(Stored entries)
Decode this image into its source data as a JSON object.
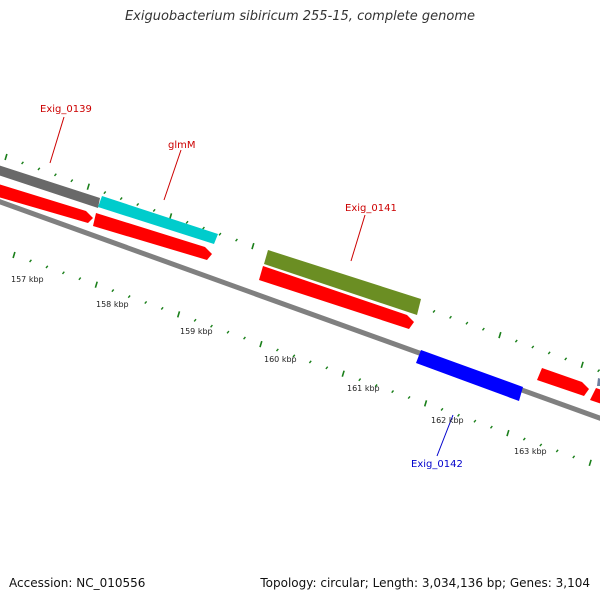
{
  "title": "Exiguobacterium sibiricum 255-15, complete genome",
  "footer": {
    "accession": "Accession: NC_010556",
    "stats": "Topology: circular; Length: 3,034,136 bp; Genes: 3,104"
  },
  "colors": {
    "backbone": "#808080",
    "forward_cds": "#ff0000",
    "reverse_cds": "#0000ff",
    "gene_gray": "#696969",
    "gene_cyan": "#00cccc",
    "gene_olive": "#6b8e23",
    "tick": "#1a7f1a",
    "label_red": "#cc0000",
    "label_blue": "#0000cc"
  },
  "scale": {
    "unit": "kbp",
    "labels": [
      "157 kbp",
      "158 kbp",
      "159 kbp",
      "160 kbp",
      "161 kbp",
      "162 kbp",
      "163 kbp"
    ]
  },
  "genes": [
    {
      "name": "Exig_0139",
      "color": "#cc0000"
    },
    {
      "name": "glmM",
      "color": "#cc0000"
    },
    {
      "name": "Exig_0141",
      "color": "#cc0000"
    },
    {
      "name": "Exig_0142",
      "color": "#0000cc"
    }
  ]
}
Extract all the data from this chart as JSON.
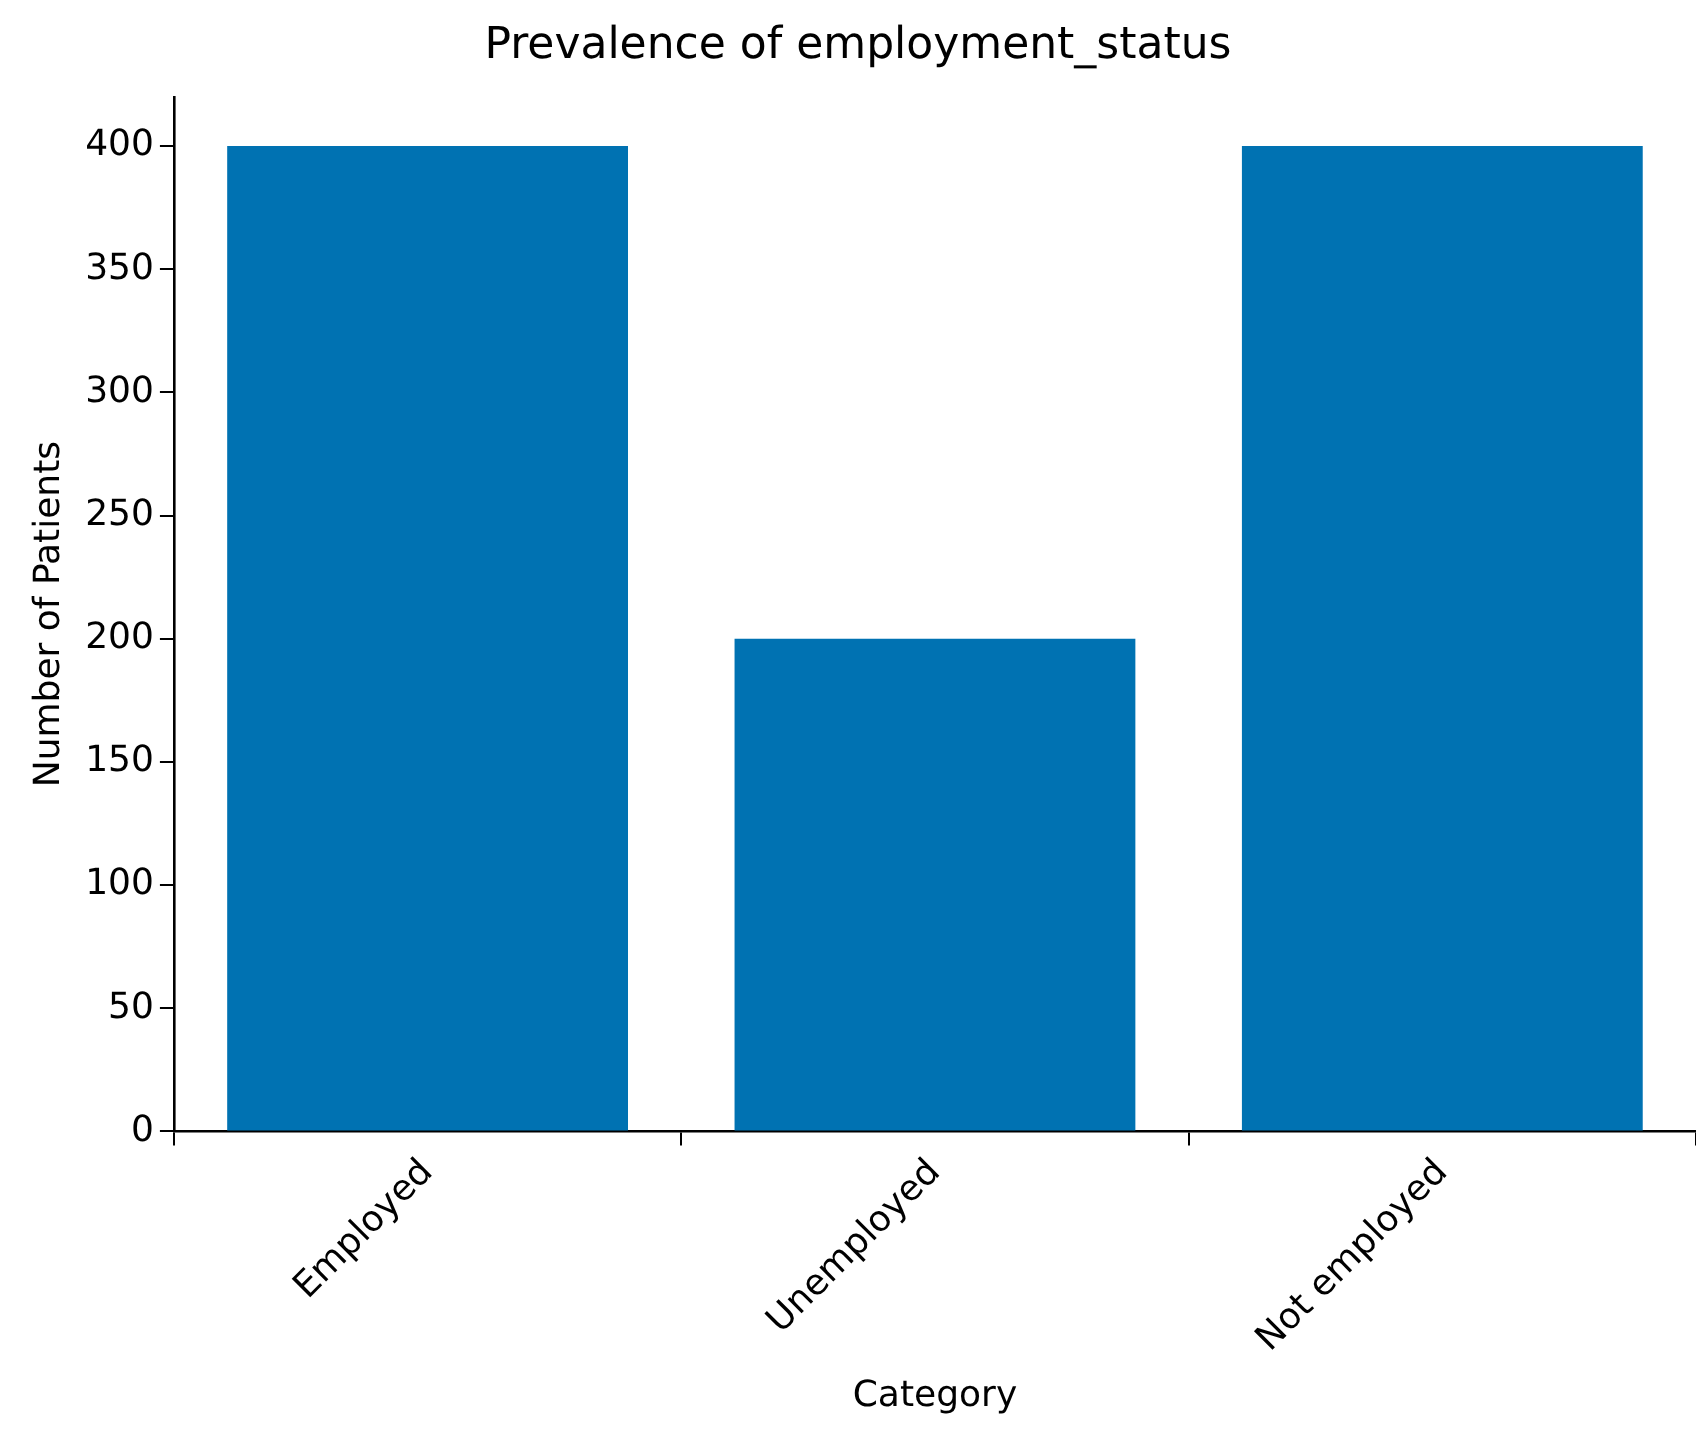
{
  "chart_data": {
    "type": "bar",
    "title": "Prevalence of employment_status",
    "xlabel": "Category",
    "ylabel": "Number of Patients",
    "categories": [
      "Employed",
      "Unemployed",
      "Not employed"
    ],
    "values": [
      400,
      200,
      400
    ],
    "color": "#0072b2",
    "ylim": [
      0,
      420
    ],
    "yticks": [
      0,
      50,
      100,
      150,
      200,
      250,
      300,
      350,
      400
    ],
    "grid": false,
    "legend": false
  }
}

| Problem to work on |
Transcribe each record exactly as it stands, setting aside any pictures.

| Finished task |
Decode this image into its source data as a JSON object.
{
  "title": "Exiguobacterium sibiricum 255-15, complete genome",
  "footer": {
    "accession": "Accession: NC_010556",
    "stats": "Topology: circular; Length: 3,034,136 bp; Genes: 3,104"
  },
  "colors": {
    "backbone": "#808080",
    "forward_cds": "#ff0000",
    "reverse_cds": "#0000ff",
    "gene_gray": "#696969",
    "gene_cyan": "#00cccc",
    "gene_olive": "#6b8e23",
    "tick": "#1a7f1a",
    "label_red": "#cc0000",
    "label_blue": "#0000cc"
  },
  "scale": {
    "unit": "kbp",
    "labels": [
      "157 kbp",
      "158 kbp",
      "159 kbp",
      "160 kbp",
      "161 kbp",
      "162 kbp",
      "163 kbp"
    ]
  },
  "genes": [
    {
      "name": "Exig_0139",
      "color": "#cc0000"
    },
    {
      "name": "glmM",
      "color": "#cc0000"
    },
    {
      "name": "Exig_0141",
      "color": "#cc0000"
    },
    {
      "name": "Exig_0142",
      "color": "#0000cc"
    }
  ]
}
Extract all the data from this chart as JSON.
{
  "chart_data": {
    "type": "bar",
    "title": "Prevalence of employment_status",
    "xlabel": "Category",
    "ylabel": "Number of Patients",
    "categories": [
      "Employed",
      "Unemployed",
      "Not employed"
    ],
    "values": [
      400,
      200,
      400
    ],
    "color": "#0072b2",
    "ylim": [
      0,
      420
    ],
    "yticks": [
      0,
      50,
      100,
      150,
      200,
      250,
      300,
      350,
      400
    ],
    "grid": false,
    "legend": false
  }
}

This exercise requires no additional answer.